Records supplied:

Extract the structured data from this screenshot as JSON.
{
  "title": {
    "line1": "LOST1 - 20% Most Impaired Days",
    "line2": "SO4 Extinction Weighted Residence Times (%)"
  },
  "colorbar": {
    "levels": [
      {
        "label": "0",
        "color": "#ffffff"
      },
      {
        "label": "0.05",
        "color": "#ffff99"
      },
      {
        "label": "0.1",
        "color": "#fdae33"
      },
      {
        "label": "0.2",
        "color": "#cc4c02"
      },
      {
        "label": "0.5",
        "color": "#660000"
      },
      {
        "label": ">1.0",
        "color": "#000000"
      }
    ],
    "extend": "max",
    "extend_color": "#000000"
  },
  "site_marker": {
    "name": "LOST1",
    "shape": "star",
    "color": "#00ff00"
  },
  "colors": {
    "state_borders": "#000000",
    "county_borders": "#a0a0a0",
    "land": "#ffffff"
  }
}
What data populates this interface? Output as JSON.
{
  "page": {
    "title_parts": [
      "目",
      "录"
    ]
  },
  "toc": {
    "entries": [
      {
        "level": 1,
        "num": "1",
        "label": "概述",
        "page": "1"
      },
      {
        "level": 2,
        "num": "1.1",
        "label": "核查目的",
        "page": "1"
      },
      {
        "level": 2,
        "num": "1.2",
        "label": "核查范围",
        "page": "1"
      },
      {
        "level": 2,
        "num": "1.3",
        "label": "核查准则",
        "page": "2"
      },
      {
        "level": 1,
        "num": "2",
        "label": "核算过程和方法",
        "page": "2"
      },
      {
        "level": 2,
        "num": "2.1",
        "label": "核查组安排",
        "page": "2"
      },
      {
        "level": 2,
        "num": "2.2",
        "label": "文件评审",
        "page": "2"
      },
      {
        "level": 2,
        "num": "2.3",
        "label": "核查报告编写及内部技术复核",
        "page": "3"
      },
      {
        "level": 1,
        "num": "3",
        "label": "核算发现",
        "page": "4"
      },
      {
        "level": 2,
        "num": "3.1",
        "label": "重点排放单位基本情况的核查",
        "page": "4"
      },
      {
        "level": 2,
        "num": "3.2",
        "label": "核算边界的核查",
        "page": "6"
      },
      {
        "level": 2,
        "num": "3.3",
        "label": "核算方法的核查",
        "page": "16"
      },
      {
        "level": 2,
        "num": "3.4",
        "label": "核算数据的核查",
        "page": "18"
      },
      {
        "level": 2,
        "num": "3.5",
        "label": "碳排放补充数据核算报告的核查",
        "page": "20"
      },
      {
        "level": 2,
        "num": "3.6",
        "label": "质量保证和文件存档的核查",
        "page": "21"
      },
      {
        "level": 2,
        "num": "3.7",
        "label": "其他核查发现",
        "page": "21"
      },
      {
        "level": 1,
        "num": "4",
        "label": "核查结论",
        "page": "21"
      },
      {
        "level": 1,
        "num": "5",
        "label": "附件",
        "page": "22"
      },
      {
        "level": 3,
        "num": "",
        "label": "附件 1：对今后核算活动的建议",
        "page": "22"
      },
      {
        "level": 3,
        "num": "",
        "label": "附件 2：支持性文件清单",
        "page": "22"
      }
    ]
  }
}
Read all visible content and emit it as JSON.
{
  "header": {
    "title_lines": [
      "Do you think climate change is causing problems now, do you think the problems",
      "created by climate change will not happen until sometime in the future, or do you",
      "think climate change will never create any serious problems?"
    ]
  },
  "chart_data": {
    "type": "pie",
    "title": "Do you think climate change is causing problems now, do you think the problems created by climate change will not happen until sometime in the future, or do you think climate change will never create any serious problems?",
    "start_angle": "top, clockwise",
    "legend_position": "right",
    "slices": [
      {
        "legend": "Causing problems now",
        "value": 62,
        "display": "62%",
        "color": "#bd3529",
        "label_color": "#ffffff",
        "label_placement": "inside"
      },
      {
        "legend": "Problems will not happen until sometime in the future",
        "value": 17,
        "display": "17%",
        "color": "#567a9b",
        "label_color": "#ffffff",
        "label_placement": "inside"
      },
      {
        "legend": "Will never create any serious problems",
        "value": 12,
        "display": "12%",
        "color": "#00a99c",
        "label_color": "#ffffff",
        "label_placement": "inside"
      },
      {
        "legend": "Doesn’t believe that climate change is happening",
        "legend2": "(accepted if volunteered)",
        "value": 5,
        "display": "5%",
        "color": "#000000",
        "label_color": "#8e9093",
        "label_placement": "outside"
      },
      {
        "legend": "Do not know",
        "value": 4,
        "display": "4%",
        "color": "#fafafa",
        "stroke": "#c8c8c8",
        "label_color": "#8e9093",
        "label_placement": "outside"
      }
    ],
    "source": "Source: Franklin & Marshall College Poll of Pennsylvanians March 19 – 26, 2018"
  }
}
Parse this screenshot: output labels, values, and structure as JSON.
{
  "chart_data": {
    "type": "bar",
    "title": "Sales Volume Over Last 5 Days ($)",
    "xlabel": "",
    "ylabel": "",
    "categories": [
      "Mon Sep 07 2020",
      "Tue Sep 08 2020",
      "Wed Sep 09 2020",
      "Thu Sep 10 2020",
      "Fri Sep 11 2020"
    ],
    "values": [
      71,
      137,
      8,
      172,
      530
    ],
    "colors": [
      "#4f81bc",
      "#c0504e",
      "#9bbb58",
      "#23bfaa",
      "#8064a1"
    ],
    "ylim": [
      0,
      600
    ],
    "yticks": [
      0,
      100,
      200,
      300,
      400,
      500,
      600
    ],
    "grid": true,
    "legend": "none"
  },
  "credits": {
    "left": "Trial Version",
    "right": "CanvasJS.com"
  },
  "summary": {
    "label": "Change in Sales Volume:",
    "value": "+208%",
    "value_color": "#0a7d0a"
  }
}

Exercise: Set down all of the entries exactly, please.

Reply:
Extract the structured data from this screenshot as JSON.
{
  "title": {
    "line1": "LOST1 - 20% Most Impaired Days",
    "line2": "SO4 Extinction Weighted Residence Times (%)"
  },
  "colorbar": {
    "levels": [
      {
        "label": "0",
        "color": "#ffffff"
      },
      {
        "label": "0.05",
        "color": "#ffff99"
      },
      {
        "label": "0.1",
        "color": "#fdae33"
      },
      {
        "label": "0.2",
        "color": "#cc4c02"
      },
      {
        "label": "0.5",
        "color": "#660000"
      },
      {
        "label": ">1.0",
        "color": "#000000"
      }
    ],
    "extend": "max",
    "extend_color": "#000000"
  },
  "site_marker": {
    "name": "LOST1",
    "shape": "star",
    "color": "#00ff00"
  },
  "colors": {
    "state_borders": "#000000",
    "county_borders": "#a0a0a0",
    "land": "#ffffff"
  }
}
What data populates this interface? Output as JSON.
{
  "page": {
    "title_parts": [
      "目",
      "录"
    ]
  },
  "toc": {
    "entries": [
      {
        "level": 1,
        "num": "1",
        "label": "概述",
        "page": "1"
      },
      {
        "level": 2,
        "num": "1.1",
        "label": "核查目的",
        "page": "1"
      },
      {
        "level": 2,
        "num": "1.2",
        "label": "核查范围",
        "page": "1"
      },
      {
        "level": 2,
        "num": "1.3",
        "label": "核查准则",
        "page": "2"
      },
      {
        "level": 1,
        "num": "2",
        "label": "核算过程和方法",
        "page": "2"
      },
      {
        "level": 2,
        "num": "2.1",
        "label": "核查组安排",
        "page": "2"
      },
      {
        "level": 2,
        "num": "2.2",
        "label": "文件评审",
        "page": "2"
      },
      {
        "level": 2,
        "num": "2.3",
        "label": "核查报告编写及内部技术复核",
        "page": "3"
      },
      {
        "level": 1,
        "num": "3",
        "label": "核算发现",
        "page": "4"
      },
      {
        "level": 2,
        "num": "3.1",
        "label": "重点排放单位基本情况的核查",
        "page": "4"
      },
      {
        "level": 2,
        "num": "3.2",
        "label": "核算边界的核查",
        "page": "6"
      },
      {
        "level": 2,
        "num": "3.3",
        "label": "核算方法的核查",
        "page": "16"
      },
      {
        "level": 2,
        "num": "3.4",
        "label": "核算数据的核查",
        "page": "18"
      },
      {
        "level": 2,
        "num": "3.5",
        "label": "碳排放补充数据核算报告的核查",
        "page": "20"
      },
      {
        "level": 2,
        "num": "3.6",
        "label": "质量保证和文件存档的核查",
        "page": "21"
      },
      {
        "level": 2,
        "num": "3.7",
        "label": "其他核查发现",
        "page": "21"
      },
      {
        "level": 1,
        "num": "4",
        "label": "核查结论",
        "page": "21"
      },
      {
        "level": 1,
        "num": "5",
        "label": "附件",
        "page": "22"
      },
      {
        "level": 3,
        "num": "",
        "label": "附件 1：对今后核算活动的建议",
        "page": "22"
      },
      {
        "level": 3,
        "num": "",
        "label": "附件 2：支持性文件清单",
        "page": "22"
      }
    ]
  }
}
Read all visible content and emit it as JSON.
{
  "header": {
    "title_lines": [
      "Do you think climate change is causing problems now, do you think the problems",
      "created by climate change will not happen until sometime in the future, or do you",
      "think climate change will never create any serious problems?"
    ]
  },
  "chart_data": {
    "type": "pie",
    "title": "Do you think climate change is causing problems now, do you think the problems created by climate change will not happen until sometime in the future, or do you think climate change will never create any serious problems?",
    "start_angle": "top, clockwise",
    "legend_position": "right",
    "slices": [
      {
        "legend": "Causing problems now",
        "value": 62,
        "display": "62%",
        "color": "#bd3529",
        "label_color": "#ffffff",
        "label_placement": "inside"
      },
      {
        "legend": "Problems will not happen until sometime in the future",
        "value": 17,
        "display": "17%",
        "color": "#567a9b",
        "label_color": "#ffffff",
        "label_placement": "inside"
      },
      {
        "legend": "Will never create any serious problems",
        "value": 12,
        "display": "12%",
        "color": "#00a99c",
        "label_color": "#ffffff",
        "label_placement": "inside"
      },
      {
        "legend": "Doesn’t believe that climate change is happening",
        "legend2": "(accepted if volunteered)",
        "value": 5,
        "display": "5%",
        "color": "#000000",
        "label_color": "#8e9093",
        "label_placement": "outside"
      },
      {
        "legend": "Do not know",
        "value": 4,
        "display": "4%",
        "color": "#fafafa",
        "stroke": "#c8c8c8",
        "label_color": "#8e9093",
        "label_placement": "outside"
      }
    ],
    "source": "Source: Franklin & Marshall College Poll of Pennsylvanians March 19 – 26, 2018"
  }
}
Parse this screenshot: output labels, values, and structure as JSON.
{
  "chart_data": {
    "type": "bar",
    "title": "Sales Volume Over Last 5 Days ($)",
    "xlabel": "",
    "ylabel": "",
    "categories": [
      "Mon Sep 07 2020",
      "Tue Sep 08 2020",
      "Wed Sep 09 2020",
      "Thu Sep 10 2020",
      "Fri Sep 11 2020"
    ],
    "values": [
      71,
      137,
      8,
      172,
      530
    ],
    "colors": [
      "#4f81bc",
      "#c0504e",
      "#9bbb58",
      "#23bfaa",
      "#8064a1"
    ],
    "ylim": [
      0,
      600
    ],
    "yticks": [
      0,
      100,
      200,
      300,
      400,
      500,
      600
    ],
    "grid": true,
    "legend": "none"
  },
  "credits": {
    "left": "Trial Version",
    "right": "CanvasJS.com"
  },
  "summary": {
    "label": "Change in Sales Volume:",
    "value": "+208%",
    "value_color": "#0a7d0a"
  }
}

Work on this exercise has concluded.